Below are the records; reproduce all of them exactly but without any images.

*** ENTRIES PROVIDED ***

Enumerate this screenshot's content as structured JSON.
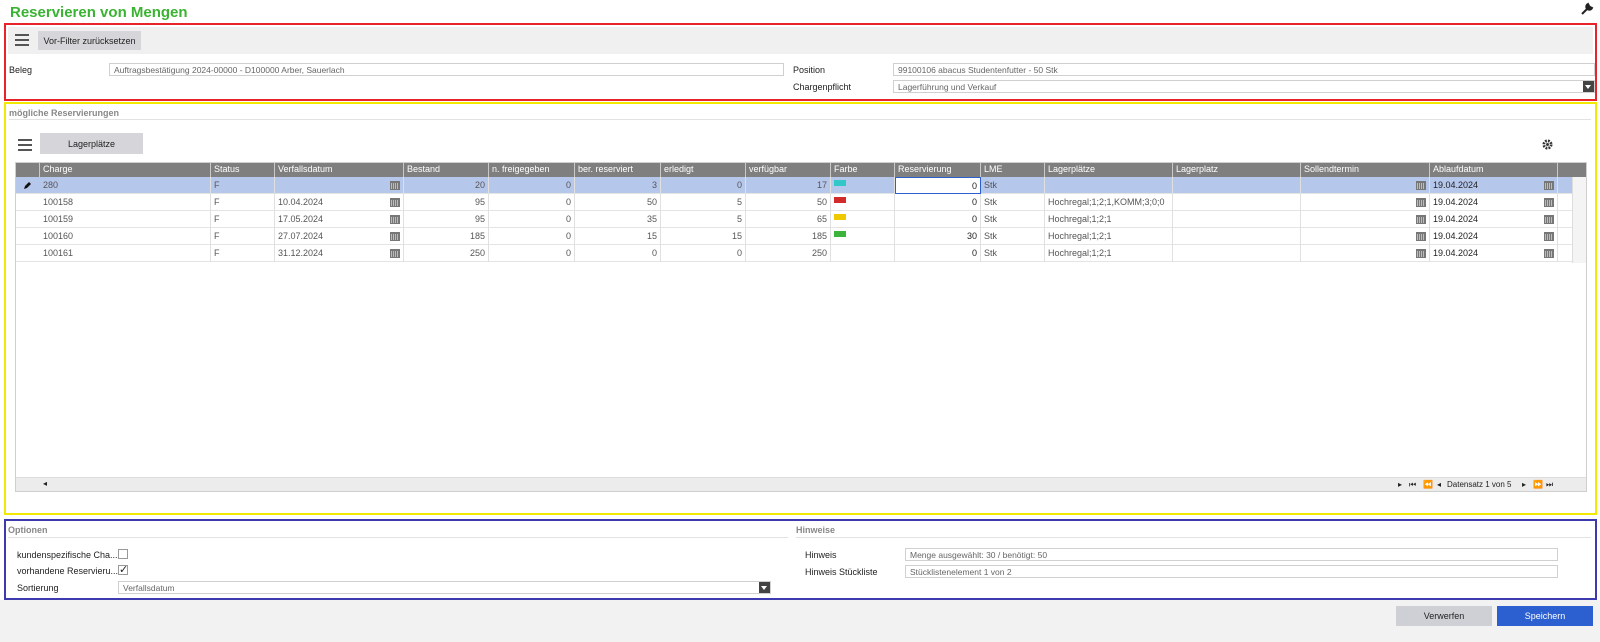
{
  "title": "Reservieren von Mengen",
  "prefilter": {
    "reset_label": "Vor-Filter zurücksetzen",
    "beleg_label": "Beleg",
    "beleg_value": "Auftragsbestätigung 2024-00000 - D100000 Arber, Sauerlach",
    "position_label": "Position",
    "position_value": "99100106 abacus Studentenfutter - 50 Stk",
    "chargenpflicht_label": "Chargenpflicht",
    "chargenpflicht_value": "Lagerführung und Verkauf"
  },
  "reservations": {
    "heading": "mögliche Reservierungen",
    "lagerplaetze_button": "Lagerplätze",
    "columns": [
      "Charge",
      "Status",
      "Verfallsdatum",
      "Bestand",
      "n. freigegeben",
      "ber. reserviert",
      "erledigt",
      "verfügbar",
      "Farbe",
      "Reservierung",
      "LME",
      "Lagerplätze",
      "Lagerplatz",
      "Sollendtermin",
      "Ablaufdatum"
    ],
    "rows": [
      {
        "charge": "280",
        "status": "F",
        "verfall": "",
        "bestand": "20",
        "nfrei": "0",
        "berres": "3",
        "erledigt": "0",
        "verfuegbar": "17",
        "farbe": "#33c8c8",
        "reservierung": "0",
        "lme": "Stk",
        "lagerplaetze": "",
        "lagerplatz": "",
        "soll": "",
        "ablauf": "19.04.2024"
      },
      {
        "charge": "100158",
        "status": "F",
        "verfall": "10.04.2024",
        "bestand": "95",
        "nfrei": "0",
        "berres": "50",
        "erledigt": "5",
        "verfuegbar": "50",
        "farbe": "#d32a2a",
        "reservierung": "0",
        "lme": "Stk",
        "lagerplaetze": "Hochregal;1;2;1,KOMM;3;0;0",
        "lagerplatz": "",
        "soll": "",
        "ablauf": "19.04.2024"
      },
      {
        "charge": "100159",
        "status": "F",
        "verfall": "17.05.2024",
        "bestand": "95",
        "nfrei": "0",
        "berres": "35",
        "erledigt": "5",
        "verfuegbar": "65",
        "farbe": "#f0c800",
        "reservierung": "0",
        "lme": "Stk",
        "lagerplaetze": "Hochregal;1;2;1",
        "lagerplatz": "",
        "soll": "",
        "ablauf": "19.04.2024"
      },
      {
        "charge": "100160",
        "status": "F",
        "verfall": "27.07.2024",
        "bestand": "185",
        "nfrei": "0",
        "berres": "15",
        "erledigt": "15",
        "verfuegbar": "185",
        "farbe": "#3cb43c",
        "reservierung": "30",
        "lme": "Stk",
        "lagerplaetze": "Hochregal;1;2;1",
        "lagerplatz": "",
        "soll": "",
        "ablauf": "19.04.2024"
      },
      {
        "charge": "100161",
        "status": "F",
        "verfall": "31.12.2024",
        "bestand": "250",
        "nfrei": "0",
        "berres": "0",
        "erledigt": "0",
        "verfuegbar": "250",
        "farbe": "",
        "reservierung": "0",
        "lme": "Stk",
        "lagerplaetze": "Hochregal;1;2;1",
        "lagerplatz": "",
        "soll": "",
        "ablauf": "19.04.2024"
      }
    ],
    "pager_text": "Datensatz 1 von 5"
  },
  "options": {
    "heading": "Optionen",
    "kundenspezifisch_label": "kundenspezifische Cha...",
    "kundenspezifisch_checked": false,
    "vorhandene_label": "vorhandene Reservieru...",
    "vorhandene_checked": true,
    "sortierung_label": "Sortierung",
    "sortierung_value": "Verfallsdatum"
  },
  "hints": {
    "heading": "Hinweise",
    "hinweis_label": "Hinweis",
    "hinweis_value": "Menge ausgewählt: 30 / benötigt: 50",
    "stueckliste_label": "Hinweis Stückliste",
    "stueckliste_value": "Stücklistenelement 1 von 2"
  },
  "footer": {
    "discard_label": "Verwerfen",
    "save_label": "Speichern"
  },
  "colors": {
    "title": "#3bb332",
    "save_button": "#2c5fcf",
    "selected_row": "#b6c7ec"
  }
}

***

## [TASK ANSWER]
Enumerate this screenshot's content as structured JSON.
{
  "title": "Reservieren von Mengen",
  "prefilter": {
    "reset_label": "Vor-Filter zurücksetzen",
    "beleg_label": "Beleg",
    "beleg_value": "Auftragsbestätigung 2024-00000 - D100000 Arber, Sauerlach",
    "position_label": "Position",
    "position_value": "99100106 abacus Studentenfutter - 50 Stk",
    "chargenpflicht_label": "Chargenpflicht",
    "chargenpflicht_value": "Lagerführung und Verkauf"
  },
  "reservations": {
    "heading": "mögliche Reservierungen",
    "lagerplaetze_button": "Lagerplätze",
    "columns": [
      "Charge",
      "Status",
      "Verfallsdatum",
      "Bestand",
      "n. freigegeben",
      "ber. reserviert",
      "erledigt",
      "verfügbar",
      "Farbe",
      "Reservierung",
      "LME",
      "Lagerplätze",
      "Lagerplatz",
      "Sollendtermin",
      "Ablaufdatum"
    ],
    "rows": [
      {
        "charge": "280",
        "status": "F",
        "verfall": "",
        "bestand": "20",
        "nfrei": "0",
        "berres": "3",
        "erledigt": "0",
        "verfuegbar": "17",
        "farbe": "#33c8c8",
        "reservierung": "0",
        "lme": "Stk",
        "lagerplaetze": "",
        "lagerplatz": "",
        "soll": "",
        "ablauf": "19.04.2024"
      },
      {
        "charge": "100158",
        "status": "F",
        "verfall": "10.04.2024",
        "bestand": "95",
        "nfrei": "0",
        "berres": "50",
        "erledigt": "5",
        "verfuegbar": "50",
        "farbe": "#d32a2a",
        "reservierung": "0",
        "lme": "Stk",
        "lagerplaetze": "Hochregal;1;2;1,KOMM;3;0;0",
        "lagerplatz": "",
        "soll": "",
        "ablauf": "19.04.2024"
      },
      {
        "charge": "100159",
        "status": "F",
        "verfall": "17.05.2024",
        "bestand": "95",
        "nfrei": "0",
        "berres": "35",
        "erledigt": "5",
        "verfuegbar": "65",
        "farbe": "#f0c800",
        "reservierung": "0",
        "lme": "Stk",
        "lagerplaetze": "Hochregal;1;2;1",
        "lagerplatz": "",
        "soll": "",
        "ablauf": "19.04.2024"
      },
      {
        "charge": "100160",
        "status": "F",
        "verfall": "27.07.2024",
        "bestand": "185",
        "nfrei": "0",
        "berres": "15",
        "erledigt": "15",
        "verfuegbar": "185",
        "farbe": "#3cb43c",
        "reservierung": "30",
        "lme": "Stk",
        "lagerplaetze": "Hochregal;1;2;1",
        "lagerplatz": "",
        "soll": "",
        "ablauf": "19.04.2024"
      },
      {
        "charge": "100161",
        "status": "F",
        "verfall": "31.12.2024",
        "bestand": "250",
        "nfrei": "0",
        "berres": "0",
        "erledigt": "0",
        "verfuegbar": "250",
        "farbe": "",
        "reservierung": "0",
        "lme": "Stk",
        "lagerplaetze": "Hochregal;1;2;1",
        "lagerplatz": "",
        "soll": "",
        "ablauf": "19.04.2024"
      }
    ],
    "pager_text": "Datensatz 1 von 5"
  },
  "options": {
    "heading": "Optionen",
    "kundenspezifisch_label": "kundenspezifische Cha...",
    "kundenspezifisch_checked": false,
    "vorhandene_label": "vorhandene Reservieru...",
    "vorhandene_checked": true,
    "sortierung_label": "Sortierung",
    "sortierung_value": "Verfallsdatum"
  },
  "hints": {
    "heading": "Hinweise",
    "hinweis_label": "Hinweis",
    "hinweis_value": "Menge ausgewählt: 30 / benötigt: 50",
    "stueckliste_label": "Hinweis Stückliste",
    "stueckliste_value": "Stücklistenelement 1 von 2"
  },
  "footer": {
    "discard_label": "Verwerfen",
    "save_label": "Speichern"
  },
  "colors": {
    "title": "#3bb332",
    "save_button": "#2c5fcf",
    "selected_row": "#b6c7ec"
  }
}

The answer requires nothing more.